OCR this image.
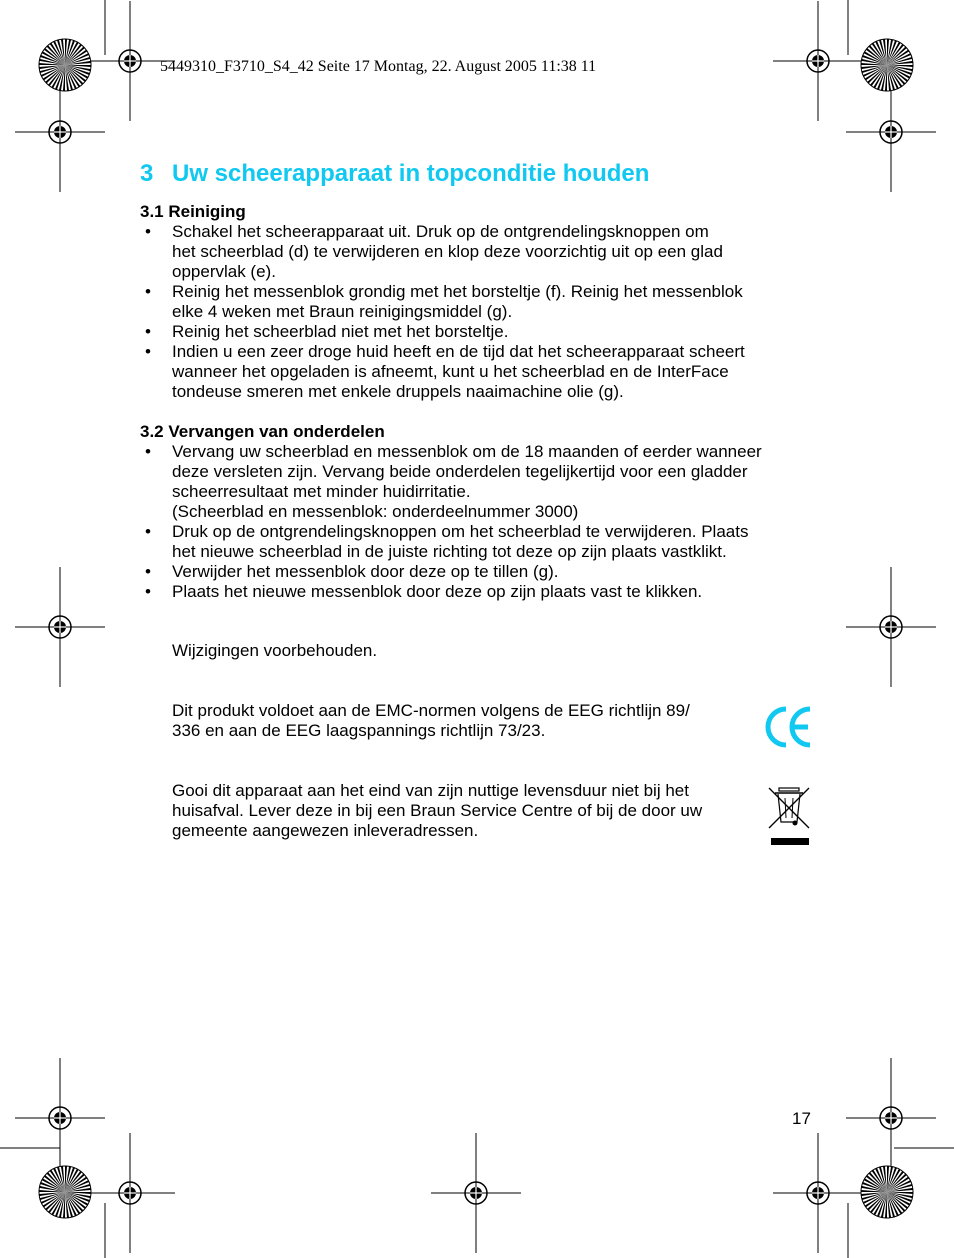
5449310_F3710_S4_42 Seite 17 Montag, 22. August 2005 11:38 11
3 Uw scheerapparaat in topconditie houden
3.1 Reiniging
• Schakel het scheerapparaat uit. Druk op de ontgrendelingsknoppen om
het scheerblad (d) te verwijderen en klop deze voorzichtig uit op een glad
oppervlak (e).
• Reinig het messenblok grondig met het borsteltje (f). Reinig het messenblok
elke 4 weken met Braun reinigingsmiddel (g).
• Reinig het scheerblad niet met het borsteltje.
• Indien u een zeer droge huid heeft en de tijd dat het scheerapparaat scheert
wanneer het opgeladen is afneemt, kunt u het scheerblad en de InterFace
tondeuse smeren met enkele druppels naaimachine olie (g).
3.2 Vervangen van onderdelen
• Vervang uw scheerblad en messenblok om de 18 maanden of eerder wanneer
deze versleten zijn. Vervang beide onderdelen tegelijkertijd voor een gladder
scheerresultaat met minder huidirritatie.
(Scheerblad en messenblok: onderdeelnummer 3000)
• Druk op de ontgrendelingsknoppen om het scheerblad te verwijderen. Plaats
het nieuwe scheerblad in de juiste richting tot deze op zijn plaats vastklikt.
• Verwijder het messenblok door deze op te tillen (g).
• Plaats het nieuwe messenblok door deze op zijn plaats vast te klikken.
Wijzigingen voorbehouden.
Dit produkt voldoet aan de EMC-normen volgens de EEG richtlijn 89/
336 en aan de EEG laagspannings richtlijn 73/23.
Gooi dit apparaat aan het eind van zijn nuttige levensduur niet bij het
huisafval. Lever deze in bij een Braun Service Centre of bij de door uw
gemeente aangewezen inleveradressen.
17
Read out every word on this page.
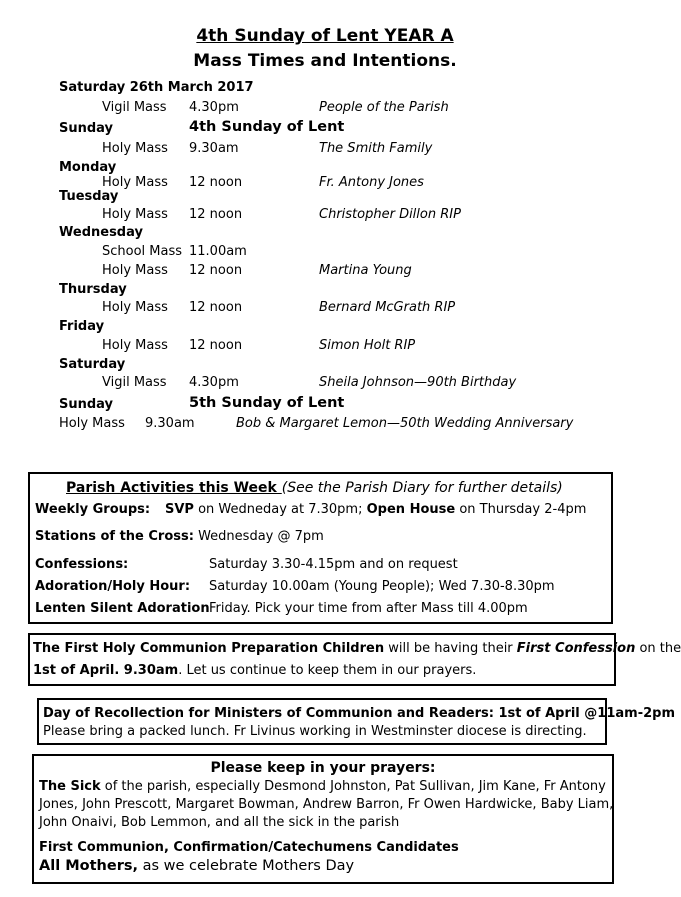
4th Sunday of Lent YEAR A
Mass Times and Intentions.
Saturday 26th March 2017
Vigil Mass 4.30pm	People of the Parish
Sunday	4th Sunday of Lent
Holy Mass 9.30am	The Smith Family
Monday
Holy Mass 12 noon	Fr. Antony Jones
Tuesday
Holy Mass 12 noon	Christopher Dillon RIP
Wednesday
School Mass 11.00am
Holy Mass 12 noon	Martina Young
Thursday
Holy Mass 12 noon	Bernard McGrath RIP
Friday
Holy Mass 12 noon	Simon Holt RIP
Saturday
Vigil Mass 4.30pm	Sheila Johnson—90th Birthday
Sunday	5th Sunday of Lent
Holy Mass 9.30am	Bob & Margaret Lemon—50th Wedding Anniversary
Parish Activities this Week (See the Parish Diary for further details)
Weekly Groups: SVP on Wedneday at 7.30pm; Open House on Thursday 2-4pm
Stations of the Cross: Wednesday @ 7pm
Confessions:	Saturday 3.30-4.15pm and on request
Adoration/Holy Hour: Saturday 10.00am (Young People); Wed 7.30-8.30pm
Lenten Silent Adoration Friday. Pick your time from after Mass till 4.00pm
The First Holy Communion Preparation Children will be having their First Confession on the
1st of April. 9.30am. Let us continue to keep them in our prayers.
Day of Recollection for Ministers of Communion and Readers: 1st of April @11am-2pm
Please bring a packed lunch. Fr Livinus working in Westminster diocese is directing.
Please keep in your prayers:
The Sick of the parish, especially Desmond Johnston, Pat Sullivan, Jim Kane, Fr Antony
Jones, John Prescott, Margaret Bowman, Andrew Barron, Fr Owen Hardwicke, Baby Liam,
John Onaivi, Bob Lemmon, and all the sick in the parish
First Communion, Confirmation/Catechumens Candidates
All Mothers, as we celebrate Mothers Day
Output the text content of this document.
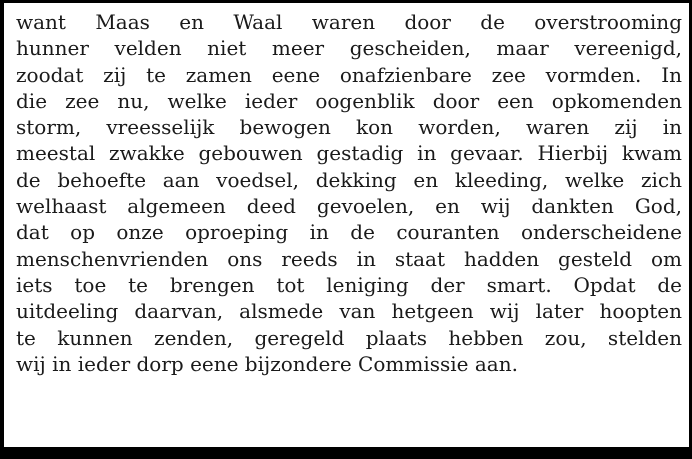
want Maas en Waal waren door de overstrooming
hunner velden niet meer gescheiden, maar vereenigd,
zoodat zij te zamen eene onafzienbare zee vormden. In
die zee nu, welke ieder oogenblik door een opkomenden
storm, vreesselijk bewogen kon worden, waren zij in
meestal zwakke gebouwen gestadig in gevaar. Hierbij kwam
de behoefte aan voedsel, dekking en kleeding, welke zich
welhaast algemeen deed gevoelen, en wij dankten God,
dat op onze oproeping in de couranten onderscheidene
menschenvrienden ons reeds in staat hadden gesteld om
iets toe te brengen tot leniging der smart. Opdat de
uitdeeling daarvan, alsmede van hetgeen wij later hoopten
te kunnen zenden, geregeld plaats hebben zou, stelden
wij in ieder dorp eene bijzondere Commissie aan.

• • • • • • •

Gather each line from the entries above that includes the word "prayers".

1st of April. 9.30am. Let us continue to keep them in our prayers.
Please keep in your prayers:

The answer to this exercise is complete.